** Given request 1 **
Decide whether each statement agrees with the article on New Jersey's 37th Legislative District: (a) Teaneck is one of the municipalities in the district. (b) The district had more registered Republicans than unaffiliated voters. (c) Over three quarters of the district's 2020 population was of voting age. Answer each with yes or no, quoting the words of the article that settle it.
** Given request 2 **
Extend the article on New Jersey's 37th Legislative District, starting after its final sentence.
##### Article
New Jersey's 37th Legislative District is one of 40 in the state, covering the Bergen County municipalities of Alpine, Bogota, Cresskill, Englewood, Englewood Cliffs, Fort Lee, Hackensack, Leonia, Northvale, Palisades Park, Rockleigh, Teaneck and Tenafly. As of the 2020 United States census, the district had a population of 231,985.

Demographic characteristics
As of the 2020 United States census, the district had a population of 231,985, of whom 184,858 (79.7%) were of voting age. The racial makeup of the district was 88,331 (38.1%) White, 30,788 (13.3%) African American, 1,547 (0.7%) Native American, 57,714 (24.9%) Asian, 82 (0.0%) Pacific Islander, 30,166 (13.0%) from some other race, and 23,357 (10.1%) from two or more races. Hispanic or Latino of any race were 56,951 (24.5%) of the population.

The district had 157,713 registered voters as of December 1, 2021, of whom 55,363 (35.1%) were registered as unaffiliated, 78,021 (49.5%) were registered as Democrats, 22,724 (14.4%) were registered as Republicans, and 1,605 (1.0%) were registered to other parties.
##########
##### Entries supplied
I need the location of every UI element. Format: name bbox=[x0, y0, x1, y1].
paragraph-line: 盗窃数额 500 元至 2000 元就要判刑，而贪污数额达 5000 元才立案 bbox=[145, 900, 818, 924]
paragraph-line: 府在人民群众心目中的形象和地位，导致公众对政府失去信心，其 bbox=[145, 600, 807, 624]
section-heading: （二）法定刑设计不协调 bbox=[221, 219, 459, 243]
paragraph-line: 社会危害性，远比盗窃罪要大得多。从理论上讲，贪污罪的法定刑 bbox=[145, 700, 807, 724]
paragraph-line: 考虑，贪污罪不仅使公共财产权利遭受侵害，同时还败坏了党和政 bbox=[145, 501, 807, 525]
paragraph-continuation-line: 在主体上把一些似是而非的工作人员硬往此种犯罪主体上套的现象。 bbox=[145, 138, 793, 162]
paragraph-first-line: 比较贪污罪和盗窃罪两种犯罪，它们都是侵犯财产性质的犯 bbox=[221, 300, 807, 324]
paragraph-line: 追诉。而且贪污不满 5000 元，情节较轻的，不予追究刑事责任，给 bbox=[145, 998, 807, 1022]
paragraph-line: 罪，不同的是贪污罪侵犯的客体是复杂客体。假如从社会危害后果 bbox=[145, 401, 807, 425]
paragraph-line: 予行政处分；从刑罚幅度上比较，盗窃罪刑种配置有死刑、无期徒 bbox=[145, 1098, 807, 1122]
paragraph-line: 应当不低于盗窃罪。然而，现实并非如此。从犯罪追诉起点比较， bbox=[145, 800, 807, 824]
##########
** Result 1 **
(a) Yes: "Palisades Park, Rockleigh, Teaneck and Tenafly"
(b) No: "55,363 (35.1%) were registered as unaffiliated" and "22,724 (14.4%) were registered as Republicans"
(c) Yes: "184,858 (79.7%) were of voting age"

** Result 2 **
African-American residents account for 16.6% of the district's population, mostly in Englewood, Hackensack, and Teaneck. The 37th has the fourth-highest percentage of Asian residents of all districts statewide, accounting for 13.4% of the population.

Political representation
For the 2022–2023 session, the district is represented in the New Jersey Senate by Gordon M. Johnson (D, Englewood) and in the General Assembly by Shama Haider (D, Tenafly) and Ellen Park (D, Englewood Cliffs).

The legislative district overlaps with New Jersey's 5th and 9th congressional districts.

District composition since 1973
The 37th District was created in 1973 along with the 40-district statewide legislative map. Some municipalities in the district in the 1970s included  Bergenfield, Edgewater, Englewood, Fort Lee, Teaneck and Tenafly. After the 1981 redistricting, the only change made to the district was the addition of Fairview. In the 1991 redistricting, some of the towns at the southern end of the district as well as Tenafly and Englewood Cliffs were shifted to other districts while it expanded west to Ridgefield Park, Bogota, Hackensack, and Maywood. Changes made as a result of the 2001 redistricting including the reinstatement of Palisades Park, Tenafly, and Englewood Cliffs and the addition of Rochelle Park but Fort Lee was removed from the district at this time.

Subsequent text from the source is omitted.